§ Input for this task
○ ○ ○ ○

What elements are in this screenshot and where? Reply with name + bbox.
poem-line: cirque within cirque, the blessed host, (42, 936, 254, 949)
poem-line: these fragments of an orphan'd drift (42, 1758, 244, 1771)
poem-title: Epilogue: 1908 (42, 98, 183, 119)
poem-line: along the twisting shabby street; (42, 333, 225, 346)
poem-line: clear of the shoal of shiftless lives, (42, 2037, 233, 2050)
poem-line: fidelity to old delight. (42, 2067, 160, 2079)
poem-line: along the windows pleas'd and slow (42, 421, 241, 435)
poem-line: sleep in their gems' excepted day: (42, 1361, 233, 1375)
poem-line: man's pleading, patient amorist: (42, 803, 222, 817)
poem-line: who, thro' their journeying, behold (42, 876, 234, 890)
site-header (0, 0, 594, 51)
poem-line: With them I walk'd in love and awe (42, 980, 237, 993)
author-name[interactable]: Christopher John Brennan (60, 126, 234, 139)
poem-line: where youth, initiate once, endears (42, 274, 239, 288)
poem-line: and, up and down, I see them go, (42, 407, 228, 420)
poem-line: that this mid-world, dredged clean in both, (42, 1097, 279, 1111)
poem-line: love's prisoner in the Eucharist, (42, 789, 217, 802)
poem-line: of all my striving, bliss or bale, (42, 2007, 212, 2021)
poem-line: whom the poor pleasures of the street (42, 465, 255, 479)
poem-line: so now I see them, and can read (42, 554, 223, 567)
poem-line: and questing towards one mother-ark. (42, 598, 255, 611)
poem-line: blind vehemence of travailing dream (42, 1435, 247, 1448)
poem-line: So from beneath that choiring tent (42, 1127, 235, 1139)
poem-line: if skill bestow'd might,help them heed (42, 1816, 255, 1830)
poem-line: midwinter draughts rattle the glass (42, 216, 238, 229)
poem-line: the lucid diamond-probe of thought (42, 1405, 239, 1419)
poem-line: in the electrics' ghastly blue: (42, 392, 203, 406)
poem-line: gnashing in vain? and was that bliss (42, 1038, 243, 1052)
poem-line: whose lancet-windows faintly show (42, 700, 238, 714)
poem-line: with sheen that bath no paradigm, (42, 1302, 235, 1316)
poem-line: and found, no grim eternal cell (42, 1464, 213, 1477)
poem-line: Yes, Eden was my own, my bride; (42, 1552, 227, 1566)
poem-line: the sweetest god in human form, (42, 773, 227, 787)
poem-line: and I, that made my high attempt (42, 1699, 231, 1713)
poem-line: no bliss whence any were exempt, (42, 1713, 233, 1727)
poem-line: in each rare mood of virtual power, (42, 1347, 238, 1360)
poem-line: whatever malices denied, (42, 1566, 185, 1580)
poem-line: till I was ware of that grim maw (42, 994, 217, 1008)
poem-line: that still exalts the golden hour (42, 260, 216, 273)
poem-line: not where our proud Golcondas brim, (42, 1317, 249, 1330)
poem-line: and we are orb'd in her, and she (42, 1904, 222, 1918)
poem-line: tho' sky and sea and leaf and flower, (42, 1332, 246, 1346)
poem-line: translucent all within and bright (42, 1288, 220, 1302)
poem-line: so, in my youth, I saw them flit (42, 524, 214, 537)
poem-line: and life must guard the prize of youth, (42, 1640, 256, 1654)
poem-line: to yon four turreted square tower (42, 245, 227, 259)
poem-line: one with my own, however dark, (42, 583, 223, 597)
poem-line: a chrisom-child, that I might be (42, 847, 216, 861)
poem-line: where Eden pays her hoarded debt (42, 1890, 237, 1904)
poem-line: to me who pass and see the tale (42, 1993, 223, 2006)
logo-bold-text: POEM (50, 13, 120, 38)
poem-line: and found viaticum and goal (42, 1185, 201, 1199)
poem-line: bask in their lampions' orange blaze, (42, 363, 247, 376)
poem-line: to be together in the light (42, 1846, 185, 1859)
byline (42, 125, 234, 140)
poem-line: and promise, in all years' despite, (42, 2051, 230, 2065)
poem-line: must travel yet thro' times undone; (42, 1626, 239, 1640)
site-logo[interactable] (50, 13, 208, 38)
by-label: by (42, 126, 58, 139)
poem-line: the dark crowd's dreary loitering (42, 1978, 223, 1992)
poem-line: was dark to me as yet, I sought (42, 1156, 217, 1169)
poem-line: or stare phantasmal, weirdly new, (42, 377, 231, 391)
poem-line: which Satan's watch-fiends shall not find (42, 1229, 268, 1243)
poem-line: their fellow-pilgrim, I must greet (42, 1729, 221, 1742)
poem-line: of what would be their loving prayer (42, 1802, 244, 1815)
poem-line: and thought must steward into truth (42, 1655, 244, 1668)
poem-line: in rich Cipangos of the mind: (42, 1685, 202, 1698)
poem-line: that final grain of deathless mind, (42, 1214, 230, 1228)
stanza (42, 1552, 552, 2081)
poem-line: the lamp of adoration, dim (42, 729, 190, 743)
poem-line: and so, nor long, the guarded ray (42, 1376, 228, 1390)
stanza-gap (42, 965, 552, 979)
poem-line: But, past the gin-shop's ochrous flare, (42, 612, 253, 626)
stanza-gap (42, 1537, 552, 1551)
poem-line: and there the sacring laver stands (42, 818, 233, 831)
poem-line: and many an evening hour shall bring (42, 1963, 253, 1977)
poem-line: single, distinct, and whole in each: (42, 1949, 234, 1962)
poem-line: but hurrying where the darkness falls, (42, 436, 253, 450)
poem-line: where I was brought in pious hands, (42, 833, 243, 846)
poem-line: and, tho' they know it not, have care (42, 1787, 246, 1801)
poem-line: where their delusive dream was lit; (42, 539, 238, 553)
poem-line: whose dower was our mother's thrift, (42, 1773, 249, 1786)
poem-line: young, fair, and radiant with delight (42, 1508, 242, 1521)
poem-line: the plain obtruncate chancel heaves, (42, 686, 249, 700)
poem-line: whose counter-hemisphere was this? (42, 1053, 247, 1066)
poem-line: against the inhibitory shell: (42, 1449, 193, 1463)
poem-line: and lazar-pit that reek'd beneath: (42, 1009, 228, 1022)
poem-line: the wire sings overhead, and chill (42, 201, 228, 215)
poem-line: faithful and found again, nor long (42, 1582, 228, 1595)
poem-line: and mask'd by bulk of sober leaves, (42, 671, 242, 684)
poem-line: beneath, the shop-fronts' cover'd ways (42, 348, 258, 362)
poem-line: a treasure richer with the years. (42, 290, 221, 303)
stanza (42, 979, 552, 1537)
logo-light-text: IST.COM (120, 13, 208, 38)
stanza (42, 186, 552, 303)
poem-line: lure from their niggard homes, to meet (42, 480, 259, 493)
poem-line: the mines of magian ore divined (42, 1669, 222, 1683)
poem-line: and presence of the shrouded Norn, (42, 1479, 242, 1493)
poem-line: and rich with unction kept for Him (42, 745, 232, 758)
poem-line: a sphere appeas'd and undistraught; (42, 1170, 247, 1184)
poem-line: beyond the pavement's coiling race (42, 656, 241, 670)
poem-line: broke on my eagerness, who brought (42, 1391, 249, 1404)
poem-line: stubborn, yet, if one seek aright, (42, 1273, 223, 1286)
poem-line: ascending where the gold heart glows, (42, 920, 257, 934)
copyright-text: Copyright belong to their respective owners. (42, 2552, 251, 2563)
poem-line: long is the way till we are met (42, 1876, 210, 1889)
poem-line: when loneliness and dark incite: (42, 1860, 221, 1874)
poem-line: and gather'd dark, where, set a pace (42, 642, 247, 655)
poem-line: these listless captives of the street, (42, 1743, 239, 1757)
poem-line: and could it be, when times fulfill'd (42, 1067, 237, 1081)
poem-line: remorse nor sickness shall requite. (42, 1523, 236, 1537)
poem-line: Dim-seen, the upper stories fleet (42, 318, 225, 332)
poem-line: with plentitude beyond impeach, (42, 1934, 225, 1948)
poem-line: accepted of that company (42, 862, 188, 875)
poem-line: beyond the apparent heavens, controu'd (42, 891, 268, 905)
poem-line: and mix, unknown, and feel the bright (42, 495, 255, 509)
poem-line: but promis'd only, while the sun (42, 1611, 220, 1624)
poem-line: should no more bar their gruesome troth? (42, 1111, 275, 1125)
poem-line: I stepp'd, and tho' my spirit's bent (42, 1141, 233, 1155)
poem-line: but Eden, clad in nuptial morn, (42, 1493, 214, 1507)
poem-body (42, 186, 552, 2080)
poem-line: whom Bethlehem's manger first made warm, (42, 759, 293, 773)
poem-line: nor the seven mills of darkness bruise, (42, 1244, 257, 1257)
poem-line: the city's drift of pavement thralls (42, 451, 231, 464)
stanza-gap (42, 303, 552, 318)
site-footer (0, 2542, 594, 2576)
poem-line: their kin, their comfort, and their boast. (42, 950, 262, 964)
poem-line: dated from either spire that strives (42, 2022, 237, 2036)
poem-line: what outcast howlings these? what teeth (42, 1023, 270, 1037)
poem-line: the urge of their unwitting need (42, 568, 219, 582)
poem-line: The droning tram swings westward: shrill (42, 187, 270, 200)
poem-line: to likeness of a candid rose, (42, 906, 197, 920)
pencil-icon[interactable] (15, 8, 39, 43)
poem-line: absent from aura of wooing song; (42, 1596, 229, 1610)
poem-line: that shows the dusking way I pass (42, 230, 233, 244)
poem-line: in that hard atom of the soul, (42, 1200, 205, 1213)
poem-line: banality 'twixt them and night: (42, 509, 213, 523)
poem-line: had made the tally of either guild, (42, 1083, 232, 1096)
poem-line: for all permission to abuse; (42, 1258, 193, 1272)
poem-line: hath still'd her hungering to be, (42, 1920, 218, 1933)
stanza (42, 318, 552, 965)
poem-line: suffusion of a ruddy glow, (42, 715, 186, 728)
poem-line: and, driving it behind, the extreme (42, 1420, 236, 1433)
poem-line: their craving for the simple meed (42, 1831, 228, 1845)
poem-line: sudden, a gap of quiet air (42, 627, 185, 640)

○ ○ ○ ○

Can you copy the records from the start through the line with "site-header (0, 0, 594, 51)", swapping "poem-line" for "verse-line" wherever it occurs and changing nothing else?

What elements are in this screenshot and where? Reply with name + bbox.
verse-line: cirque within cirque, the blessed host, (42, 936, 254, 949)
verse-line: these fragments of an orphan'd drift (42, 1758, 244, 1771)
poem-title: Epilogue: 1908 (42, 98, 183, 119)
verse-line: along the twisting shabby street; (42, 333, 225, 346)
verse-line: clear of the shoal of shiftless lives, (42, 2037, 233, 2050)
verse-line: fidelity to old delight. (42, 2067, 160, 2079)
verse-line: along the windows pleas'd and slow (42, 421, 241, 435)
verse-line: sleep in their gems' excepted day: (42, 1361, 233, 1375)
verse-line: man's pleading, patient amorist: (42, 803, 222, 817)
verse-line: who, thro' their journeying, behold (42, 876, 234, 890)
site-header (0, 0, 594, 51)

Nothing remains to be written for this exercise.